Source records:
____________

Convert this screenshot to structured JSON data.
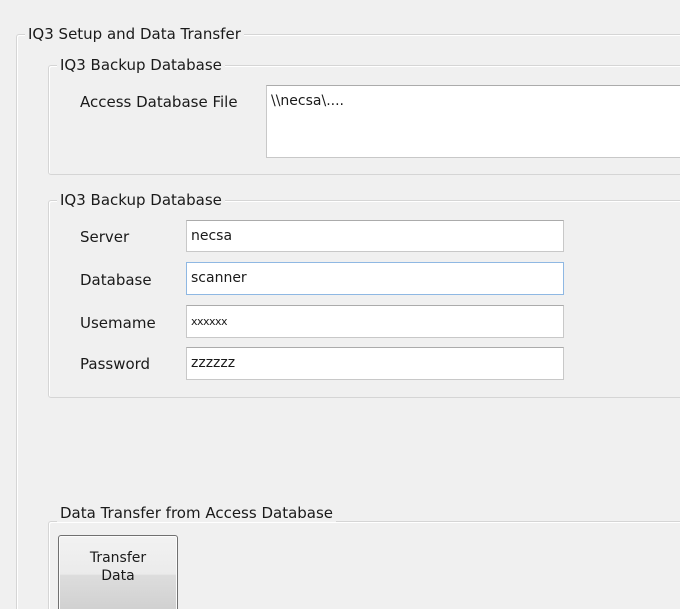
{
  "outer_group": {
    "title": "IQ3 Setup and Data Transfer"
  },
  "access_group": {
    "title": "IQ3 Backup Database",
    "file_label": "Access Database File",
    "file_value": "\\\\necsa\\...."
  },
  "sql_group": {
    "title": "IQ3 Backup Database",
    "server_label": "Server",
    "server_value": "necsa",
    "database_label": "Database",
    "database_value": "scanner",
    "username_label": "Usemame",
    "username_value": "xxxxxx",
    "password_label": "Password",
    "password_value": "zzzzzz"
  },
  "transfer_group": {
    "title": "Data Transfer from Access Database",
    "button_line1": "Transfer",
    "button_line2": "Data"
  }
}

____________

Written instruction: Omit the pictures and give the material again, exactly and in full.

Task answer:
Convert this screenshot to structured JSON data.
{
  "outer_group": {
    "title": "IQ3 Setup and Data Transfer"
  },
  "access_group": {
    "title": "IQ3 Backup Database",
    "file_label": "Access Database File",
    "file_value": "\\\\necsa\\...."
  },
  "sql_group": {
    "title": "IQ3 Backup Database",
    "server_label": "Server",
    "server_value": "necsa",
    "database_label": "Database",
    "database_value": "scanner",
    "username_label": "Usemame",
    "username_value": "xxxxxx",
    "password_label": "Password",
    "password_value": "zzzzzz"
  },
  "transfer_group": {
    "title": "Data Transfer from Access Database",
    "button_line1": "Transfer",
    "button_line2": "Data"
  }
}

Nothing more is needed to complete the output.